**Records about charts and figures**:
******
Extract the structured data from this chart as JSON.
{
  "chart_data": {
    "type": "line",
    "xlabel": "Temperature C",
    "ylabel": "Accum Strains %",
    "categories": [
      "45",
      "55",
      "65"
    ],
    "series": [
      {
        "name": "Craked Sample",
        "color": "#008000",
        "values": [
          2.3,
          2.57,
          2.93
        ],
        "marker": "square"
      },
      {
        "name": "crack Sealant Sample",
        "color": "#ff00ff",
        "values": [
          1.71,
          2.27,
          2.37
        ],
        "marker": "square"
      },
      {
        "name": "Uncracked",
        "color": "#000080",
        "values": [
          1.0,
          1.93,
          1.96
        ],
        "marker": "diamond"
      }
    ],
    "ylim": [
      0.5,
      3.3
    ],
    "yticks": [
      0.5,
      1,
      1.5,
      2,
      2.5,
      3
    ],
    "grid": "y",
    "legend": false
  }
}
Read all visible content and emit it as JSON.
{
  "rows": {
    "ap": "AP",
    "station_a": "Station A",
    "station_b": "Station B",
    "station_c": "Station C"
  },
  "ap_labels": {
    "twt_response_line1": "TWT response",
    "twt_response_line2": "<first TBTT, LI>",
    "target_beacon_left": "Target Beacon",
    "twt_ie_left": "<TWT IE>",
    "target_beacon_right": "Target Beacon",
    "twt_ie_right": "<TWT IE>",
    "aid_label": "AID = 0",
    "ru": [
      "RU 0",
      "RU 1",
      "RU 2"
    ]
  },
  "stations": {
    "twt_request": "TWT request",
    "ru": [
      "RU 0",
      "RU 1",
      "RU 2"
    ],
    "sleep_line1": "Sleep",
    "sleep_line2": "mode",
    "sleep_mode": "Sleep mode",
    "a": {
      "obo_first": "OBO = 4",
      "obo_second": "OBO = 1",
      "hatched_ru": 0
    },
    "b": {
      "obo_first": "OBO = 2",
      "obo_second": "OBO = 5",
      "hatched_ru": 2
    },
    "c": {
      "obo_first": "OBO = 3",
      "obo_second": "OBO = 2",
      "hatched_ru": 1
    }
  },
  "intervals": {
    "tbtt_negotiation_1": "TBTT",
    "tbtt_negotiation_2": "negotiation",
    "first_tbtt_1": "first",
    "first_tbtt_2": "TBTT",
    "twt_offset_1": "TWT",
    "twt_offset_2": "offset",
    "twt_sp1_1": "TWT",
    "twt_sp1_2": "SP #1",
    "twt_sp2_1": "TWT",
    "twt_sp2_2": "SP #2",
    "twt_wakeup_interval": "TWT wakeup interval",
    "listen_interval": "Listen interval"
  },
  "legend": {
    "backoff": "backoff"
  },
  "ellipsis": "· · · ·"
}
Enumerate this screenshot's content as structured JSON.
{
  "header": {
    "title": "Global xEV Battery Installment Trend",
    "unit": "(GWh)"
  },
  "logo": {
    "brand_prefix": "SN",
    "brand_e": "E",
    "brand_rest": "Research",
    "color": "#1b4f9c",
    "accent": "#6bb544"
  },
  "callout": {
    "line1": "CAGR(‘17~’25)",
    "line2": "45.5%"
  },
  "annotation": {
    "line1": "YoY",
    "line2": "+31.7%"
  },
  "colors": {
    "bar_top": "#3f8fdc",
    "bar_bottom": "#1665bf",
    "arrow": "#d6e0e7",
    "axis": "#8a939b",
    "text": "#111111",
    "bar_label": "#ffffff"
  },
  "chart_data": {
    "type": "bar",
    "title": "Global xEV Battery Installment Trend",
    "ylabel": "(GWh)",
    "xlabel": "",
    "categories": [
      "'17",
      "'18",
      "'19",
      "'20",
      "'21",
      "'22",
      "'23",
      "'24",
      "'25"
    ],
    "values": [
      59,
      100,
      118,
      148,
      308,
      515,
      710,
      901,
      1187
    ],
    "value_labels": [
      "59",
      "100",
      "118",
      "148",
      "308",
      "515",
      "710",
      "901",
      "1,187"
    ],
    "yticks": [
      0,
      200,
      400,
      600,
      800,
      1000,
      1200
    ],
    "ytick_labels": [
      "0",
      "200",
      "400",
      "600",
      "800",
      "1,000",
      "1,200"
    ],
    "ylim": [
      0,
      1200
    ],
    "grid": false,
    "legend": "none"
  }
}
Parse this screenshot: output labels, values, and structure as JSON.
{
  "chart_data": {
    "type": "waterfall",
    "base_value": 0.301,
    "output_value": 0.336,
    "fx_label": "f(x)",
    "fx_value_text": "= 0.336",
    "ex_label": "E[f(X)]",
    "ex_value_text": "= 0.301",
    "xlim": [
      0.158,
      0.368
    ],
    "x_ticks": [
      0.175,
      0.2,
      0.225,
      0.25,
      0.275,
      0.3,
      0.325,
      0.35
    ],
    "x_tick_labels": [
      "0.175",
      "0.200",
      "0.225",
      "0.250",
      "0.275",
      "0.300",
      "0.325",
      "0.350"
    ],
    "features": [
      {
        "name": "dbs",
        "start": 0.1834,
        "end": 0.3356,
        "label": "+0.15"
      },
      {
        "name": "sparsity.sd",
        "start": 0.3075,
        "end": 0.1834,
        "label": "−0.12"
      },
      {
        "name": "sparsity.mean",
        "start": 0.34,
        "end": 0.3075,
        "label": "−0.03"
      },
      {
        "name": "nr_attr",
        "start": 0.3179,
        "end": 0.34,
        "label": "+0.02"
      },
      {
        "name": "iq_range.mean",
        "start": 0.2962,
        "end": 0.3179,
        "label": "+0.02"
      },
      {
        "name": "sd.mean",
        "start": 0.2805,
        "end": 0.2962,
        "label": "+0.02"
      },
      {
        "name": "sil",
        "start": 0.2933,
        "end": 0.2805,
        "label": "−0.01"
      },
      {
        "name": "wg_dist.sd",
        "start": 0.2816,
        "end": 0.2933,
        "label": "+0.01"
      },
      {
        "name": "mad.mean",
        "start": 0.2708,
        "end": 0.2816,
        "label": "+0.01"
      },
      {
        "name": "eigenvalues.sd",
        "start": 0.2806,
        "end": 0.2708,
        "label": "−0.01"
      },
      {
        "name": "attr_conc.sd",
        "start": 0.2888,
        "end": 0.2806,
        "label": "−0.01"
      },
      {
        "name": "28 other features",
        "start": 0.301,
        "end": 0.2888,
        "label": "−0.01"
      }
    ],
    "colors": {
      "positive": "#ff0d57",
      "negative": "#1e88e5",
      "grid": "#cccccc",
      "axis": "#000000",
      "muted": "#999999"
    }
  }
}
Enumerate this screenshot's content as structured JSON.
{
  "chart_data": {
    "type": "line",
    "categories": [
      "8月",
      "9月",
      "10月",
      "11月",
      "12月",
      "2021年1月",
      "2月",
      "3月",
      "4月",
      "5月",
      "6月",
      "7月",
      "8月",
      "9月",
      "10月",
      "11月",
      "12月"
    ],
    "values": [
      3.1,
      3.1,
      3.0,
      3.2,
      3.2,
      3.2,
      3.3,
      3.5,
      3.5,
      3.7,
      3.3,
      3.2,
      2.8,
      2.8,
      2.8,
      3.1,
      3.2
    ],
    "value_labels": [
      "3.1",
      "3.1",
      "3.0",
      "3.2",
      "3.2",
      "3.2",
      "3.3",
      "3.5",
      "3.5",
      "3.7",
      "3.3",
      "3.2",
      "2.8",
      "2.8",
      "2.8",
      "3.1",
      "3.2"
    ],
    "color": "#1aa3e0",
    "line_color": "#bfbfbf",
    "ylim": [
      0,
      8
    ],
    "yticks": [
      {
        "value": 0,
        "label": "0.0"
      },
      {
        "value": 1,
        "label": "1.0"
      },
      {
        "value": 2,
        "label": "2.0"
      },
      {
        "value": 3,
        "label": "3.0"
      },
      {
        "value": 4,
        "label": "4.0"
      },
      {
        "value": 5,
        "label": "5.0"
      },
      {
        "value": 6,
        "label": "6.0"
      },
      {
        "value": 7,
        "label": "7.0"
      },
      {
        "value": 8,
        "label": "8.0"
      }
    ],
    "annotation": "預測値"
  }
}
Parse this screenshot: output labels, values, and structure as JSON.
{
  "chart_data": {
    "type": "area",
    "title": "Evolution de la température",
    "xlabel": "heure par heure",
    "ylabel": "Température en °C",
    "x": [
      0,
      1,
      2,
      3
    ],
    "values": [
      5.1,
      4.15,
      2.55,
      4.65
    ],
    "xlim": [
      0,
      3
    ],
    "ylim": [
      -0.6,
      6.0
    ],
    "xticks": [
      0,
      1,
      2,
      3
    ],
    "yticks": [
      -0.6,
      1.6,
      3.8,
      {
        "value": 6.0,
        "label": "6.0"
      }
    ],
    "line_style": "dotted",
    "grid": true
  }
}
******
**Task directions**: Look through the material above. Copy each line where the word "start" appears.

**Response to the exercise**:
        "start": 0.1834,
        "start": 0.3075,
        "start": 0.34,
        "start": 0.3179,
        "start": 0.2962,
        "start": 0.2805,
        "start": 0.2933,
        "start": 0.2816,
        "start": 0.2708,
        "start": 0.2806,
        "start": 0.2888,
        "start": 0.301,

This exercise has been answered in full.